YOUR OBJECTIVE: Extract each line holding the word "color" from the entries.

SUPPLIED MATERIAL:
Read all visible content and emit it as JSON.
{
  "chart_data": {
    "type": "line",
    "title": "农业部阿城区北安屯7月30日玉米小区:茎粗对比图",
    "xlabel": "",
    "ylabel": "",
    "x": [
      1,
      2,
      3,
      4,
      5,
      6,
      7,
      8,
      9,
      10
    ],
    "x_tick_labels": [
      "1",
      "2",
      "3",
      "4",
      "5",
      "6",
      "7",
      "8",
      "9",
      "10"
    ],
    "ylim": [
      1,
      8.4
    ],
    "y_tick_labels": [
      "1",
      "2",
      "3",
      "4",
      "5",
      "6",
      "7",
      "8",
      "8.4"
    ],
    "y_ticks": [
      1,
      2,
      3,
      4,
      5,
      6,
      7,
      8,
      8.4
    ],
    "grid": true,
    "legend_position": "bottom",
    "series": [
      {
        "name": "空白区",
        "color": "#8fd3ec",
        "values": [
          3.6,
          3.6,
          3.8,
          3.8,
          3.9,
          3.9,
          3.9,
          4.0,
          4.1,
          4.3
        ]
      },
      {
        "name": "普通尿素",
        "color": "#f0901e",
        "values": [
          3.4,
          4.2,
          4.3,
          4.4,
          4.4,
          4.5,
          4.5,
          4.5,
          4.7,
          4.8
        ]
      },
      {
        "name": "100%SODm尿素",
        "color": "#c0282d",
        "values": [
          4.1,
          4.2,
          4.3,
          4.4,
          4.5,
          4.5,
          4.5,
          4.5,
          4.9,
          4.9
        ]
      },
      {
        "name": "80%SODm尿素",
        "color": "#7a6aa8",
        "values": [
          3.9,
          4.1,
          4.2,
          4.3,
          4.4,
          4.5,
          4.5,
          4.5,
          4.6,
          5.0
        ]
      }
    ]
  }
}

EXERCISE SOLUTION:
        "color": "#8fd3ec",
        "color": "#f0901e",
        "color": "#c0282d",
        "color": "#7a6aa8",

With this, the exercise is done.